Aim of the exercise: In the listing below, locate the lines that hold the string "source". Copy those lines.

○ ○ ○

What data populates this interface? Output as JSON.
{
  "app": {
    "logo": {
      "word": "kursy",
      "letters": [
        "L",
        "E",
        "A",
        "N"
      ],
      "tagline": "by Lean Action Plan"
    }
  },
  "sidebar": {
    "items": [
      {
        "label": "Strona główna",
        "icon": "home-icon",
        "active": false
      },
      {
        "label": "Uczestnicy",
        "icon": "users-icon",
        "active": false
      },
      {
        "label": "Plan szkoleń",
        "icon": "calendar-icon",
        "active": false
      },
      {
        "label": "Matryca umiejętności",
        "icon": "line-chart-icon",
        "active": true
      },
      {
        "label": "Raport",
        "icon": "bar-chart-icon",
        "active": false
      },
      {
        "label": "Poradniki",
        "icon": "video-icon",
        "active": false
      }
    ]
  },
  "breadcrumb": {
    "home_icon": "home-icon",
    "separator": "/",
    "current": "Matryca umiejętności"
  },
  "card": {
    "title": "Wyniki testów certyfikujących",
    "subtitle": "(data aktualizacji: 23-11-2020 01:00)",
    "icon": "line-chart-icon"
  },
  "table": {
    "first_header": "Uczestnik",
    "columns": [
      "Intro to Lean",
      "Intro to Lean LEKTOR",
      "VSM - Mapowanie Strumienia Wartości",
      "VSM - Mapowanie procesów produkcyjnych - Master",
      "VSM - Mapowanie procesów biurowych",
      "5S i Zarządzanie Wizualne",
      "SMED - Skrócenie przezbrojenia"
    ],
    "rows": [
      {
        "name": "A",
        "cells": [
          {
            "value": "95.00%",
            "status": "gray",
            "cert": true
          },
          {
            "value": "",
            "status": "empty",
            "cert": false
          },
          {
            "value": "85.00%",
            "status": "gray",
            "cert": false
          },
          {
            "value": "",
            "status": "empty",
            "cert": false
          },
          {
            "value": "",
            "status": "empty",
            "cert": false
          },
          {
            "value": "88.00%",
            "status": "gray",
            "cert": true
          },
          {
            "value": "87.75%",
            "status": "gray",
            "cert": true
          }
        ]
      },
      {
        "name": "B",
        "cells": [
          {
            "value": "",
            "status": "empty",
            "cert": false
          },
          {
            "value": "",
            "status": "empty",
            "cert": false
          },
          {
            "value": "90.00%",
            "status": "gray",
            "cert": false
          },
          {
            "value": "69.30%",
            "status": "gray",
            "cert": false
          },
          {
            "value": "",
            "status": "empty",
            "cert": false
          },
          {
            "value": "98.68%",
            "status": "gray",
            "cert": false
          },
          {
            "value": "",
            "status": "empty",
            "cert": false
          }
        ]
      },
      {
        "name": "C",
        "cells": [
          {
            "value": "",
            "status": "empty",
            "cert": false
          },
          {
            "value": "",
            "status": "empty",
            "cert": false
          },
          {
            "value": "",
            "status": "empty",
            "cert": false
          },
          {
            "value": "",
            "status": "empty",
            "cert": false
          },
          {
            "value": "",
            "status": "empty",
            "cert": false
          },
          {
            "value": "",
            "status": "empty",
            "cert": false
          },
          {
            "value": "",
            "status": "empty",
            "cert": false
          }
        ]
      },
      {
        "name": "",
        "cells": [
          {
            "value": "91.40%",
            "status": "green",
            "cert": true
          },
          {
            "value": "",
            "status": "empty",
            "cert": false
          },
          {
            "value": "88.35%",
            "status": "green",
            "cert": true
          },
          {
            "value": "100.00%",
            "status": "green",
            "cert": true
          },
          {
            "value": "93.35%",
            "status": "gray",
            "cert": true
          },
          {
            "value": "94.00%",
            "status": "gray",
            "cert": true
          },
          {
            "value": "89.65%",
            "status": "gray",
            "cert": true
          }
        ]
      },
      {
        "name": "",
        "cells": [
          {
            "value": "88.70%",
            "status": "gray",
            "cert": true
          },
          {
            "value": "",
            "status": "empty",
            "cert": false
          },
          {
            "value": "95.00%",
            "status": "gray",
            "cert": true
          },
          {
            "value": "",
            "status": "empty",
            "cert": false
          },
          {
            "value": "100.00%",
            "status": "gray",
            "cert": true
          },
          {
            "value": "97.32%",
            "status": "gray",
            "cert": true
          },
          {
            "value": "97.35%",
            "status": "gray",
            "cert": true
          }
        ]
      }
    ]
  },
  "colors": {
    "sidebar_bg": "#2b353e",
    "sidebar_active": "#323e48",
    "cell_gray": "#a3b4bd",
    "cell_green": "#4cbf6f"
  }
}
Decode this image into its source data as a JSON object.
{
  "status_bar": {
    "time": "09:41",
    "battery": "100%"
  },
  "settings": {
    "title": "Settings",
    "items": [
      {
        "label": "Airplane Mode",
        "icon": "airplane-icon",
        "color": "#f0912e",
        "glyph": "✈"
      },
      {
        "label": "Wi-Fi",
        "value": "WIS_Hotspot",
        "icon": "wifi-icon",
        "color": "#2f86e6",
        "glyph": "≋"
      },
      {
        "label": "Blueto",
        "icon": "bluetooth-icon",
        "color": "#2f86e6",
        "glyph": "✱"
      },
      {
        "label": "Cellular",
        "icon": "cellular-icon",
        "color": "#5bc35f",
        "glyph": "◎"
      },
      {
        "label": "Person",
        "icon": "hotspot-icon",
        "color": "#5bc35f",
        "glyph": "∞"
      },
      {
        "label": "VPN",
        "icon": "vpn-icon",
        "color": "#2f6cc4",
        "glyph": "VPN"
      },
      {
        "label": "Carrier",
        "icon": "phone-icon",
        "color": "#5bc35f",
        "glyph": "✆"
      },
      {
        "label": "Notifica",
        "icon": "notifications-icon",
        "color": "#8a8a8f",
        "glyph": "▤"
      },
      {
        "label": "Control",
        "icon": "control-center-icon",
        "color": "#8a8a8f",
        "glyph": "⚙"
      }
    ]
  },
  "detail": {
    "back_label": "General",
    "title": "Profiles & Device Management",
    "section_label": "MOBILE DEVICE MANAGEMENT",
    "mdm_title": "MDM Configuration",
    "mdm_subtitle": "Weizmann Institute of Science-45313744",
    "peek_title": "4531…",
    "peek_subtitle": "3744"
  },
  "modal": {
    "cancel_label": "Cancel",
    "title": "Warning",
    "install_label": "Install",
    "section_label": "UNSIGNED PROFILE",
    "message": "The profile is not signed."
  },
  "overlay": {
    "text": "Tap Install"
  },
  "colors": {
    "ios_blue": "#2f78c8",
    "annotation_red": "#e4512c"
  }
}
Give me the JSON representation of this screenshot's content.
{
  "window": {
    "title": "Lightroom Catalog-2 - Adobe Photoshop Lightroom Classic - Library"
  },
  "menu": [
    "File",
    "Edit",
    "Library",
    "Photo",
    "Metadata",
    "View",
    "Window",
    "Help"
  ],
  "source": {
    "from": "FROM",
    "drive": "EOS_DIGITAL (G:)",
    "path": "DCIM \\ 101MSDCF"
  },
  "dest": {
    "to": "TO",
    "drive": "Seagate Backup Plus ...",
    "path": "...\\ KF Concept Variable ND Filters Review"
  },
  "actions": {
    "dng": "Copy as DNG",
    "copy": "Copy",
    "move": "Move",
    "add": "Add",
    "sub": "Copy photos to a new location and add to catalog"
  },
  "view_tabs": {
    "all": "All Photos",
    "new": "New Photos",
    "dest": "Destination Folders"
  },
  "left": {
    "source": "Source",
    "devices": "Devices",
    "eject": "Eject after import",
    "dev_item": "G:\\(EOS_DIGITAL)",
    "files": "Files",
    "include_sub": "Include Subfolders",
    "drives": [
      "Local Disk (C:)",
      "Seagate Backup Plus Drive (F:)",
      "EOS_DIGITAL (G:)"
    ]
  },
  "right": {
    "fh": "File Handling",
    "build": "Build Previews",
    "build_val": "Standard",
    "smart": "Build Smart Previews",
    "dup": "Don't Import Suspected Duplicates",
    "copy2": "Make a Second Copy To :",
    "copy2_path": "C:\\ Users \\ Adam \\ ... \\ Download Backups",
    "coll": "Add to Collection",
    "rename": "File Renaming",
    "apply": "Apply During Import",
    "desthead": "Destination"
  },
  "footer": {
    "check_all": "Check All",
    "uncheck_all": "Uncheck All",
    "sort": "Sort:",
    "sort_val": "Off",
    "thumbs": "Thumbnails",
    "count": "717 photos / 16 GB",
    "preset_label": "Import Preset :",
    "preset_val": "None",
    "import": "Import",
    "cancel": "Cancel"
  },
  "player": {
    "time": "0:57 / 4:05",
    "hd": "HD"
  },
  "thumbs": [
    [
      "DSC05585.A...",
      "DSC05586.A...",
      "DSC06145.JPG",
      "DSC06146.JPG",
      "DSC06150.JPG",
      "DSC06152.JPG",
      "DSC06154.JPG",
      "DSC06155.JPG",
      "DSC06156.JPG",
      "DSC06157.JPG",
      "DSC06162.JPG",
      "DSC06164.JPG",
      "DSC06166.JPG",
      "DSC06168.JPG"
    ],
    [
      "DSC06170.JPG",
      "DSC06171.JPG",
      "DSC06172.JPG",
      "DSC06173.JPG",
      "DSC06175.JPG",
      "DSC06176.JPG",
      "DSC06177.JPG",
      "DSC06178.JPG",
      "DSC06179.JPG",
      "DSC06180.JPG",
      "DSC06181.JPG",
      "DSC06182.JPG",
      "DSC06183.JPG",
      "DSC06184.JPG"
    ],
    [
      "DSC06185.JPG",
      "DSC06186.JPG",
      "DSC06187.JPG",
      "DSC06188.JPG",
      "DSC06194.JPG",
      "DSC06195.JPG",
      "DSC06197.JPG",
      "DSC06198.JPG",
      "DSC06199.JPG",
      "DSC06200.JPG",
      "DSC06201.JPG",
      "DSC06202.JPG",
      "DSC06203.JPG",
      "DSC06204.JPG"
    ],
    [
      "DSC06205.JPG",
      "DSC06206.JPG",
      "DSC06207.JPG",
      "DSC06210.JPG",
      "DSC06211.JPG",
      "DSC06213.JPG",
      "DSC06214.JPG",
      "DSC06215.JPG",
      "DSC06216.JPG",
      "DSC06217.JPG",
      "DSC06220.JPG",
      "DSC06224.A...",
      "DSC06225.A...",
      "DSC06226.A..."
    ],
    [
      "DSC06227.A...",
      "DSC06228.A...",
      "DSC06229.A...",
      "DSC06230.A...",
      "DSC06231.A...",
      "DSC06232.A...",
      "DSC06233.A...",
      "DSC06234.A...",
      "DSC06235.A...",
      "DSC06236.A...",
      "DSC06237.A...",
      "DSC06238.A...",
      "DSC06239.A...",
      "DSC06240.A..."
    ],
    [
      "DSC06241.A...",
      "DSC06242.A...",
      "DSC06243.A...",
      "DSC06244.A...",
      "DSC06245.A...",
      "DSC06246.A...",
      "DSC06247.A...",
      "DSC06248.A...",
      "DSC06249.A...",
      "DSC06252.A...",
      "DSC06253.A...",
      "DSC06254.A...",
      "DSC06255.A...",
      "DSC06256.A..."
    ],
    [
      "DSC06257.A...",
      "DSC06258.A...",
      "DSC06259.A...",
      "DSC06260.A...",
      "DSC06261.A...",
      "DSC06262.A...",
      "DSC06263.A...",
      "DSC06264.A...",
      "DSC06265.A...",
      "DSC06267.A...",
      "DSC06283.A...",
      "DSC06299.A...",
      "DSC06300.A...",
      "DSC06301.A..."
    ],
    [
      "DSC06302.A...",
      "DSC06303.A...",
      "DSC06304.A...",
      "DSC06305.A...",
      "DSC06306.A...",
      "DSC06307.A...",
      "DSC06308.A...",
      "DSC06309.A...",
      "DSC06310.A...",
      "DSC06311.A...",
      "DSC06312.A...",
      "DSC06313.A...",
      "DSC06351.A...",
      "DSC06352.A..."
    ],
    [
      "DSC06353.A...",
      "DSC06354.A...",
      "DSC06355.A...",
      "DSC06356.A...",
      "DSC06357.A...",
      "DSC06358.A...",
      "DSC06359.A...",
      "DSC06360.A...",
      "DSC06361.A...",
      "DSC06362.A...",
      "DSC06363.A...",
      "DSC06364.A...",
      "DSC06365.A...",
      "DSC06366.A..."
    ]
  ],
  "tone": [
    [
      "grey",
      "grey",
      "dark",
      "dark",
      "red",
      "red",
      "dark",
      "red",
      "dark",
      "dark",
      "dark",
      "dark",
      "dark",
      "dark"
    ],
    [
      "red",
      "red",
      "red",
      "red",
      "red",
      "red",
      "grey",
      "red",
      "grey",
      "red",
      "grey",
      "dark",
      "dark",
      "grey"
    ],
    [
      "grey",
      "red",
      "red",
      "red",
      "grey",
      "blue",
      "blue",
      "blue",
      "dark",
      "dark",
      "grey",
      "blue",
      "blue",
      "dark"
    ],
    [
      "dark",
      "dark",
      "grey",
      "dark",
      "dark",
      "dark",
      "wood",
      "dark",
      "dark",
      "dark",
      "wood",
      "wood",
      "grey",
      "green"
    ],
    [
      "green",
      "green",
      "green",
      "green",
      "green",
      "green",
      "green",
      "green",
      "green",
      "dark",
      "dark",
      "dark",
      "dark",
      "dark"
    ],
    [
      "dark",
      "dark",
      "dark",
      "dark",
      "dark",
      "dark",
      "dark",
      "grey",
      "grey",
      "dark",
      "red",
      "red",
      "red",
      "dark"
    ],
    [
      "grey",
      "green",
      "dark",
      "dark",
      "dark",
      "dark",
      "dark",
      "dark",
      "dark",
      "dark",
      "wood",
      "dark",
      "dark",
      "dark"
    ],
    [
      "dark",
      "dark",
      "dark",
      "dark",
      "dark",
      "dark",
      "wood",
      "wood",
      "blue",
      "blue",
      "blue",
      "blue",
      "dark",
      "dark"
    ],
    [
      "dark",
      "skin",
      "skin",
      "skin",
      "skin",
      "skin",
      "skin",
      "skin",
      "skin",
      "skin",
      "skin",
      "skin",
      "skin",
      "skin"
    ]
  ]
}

○ ○ ○

Task response:
Decode this image into its source data as a JSON object.
  "source": {
    "source": "Source",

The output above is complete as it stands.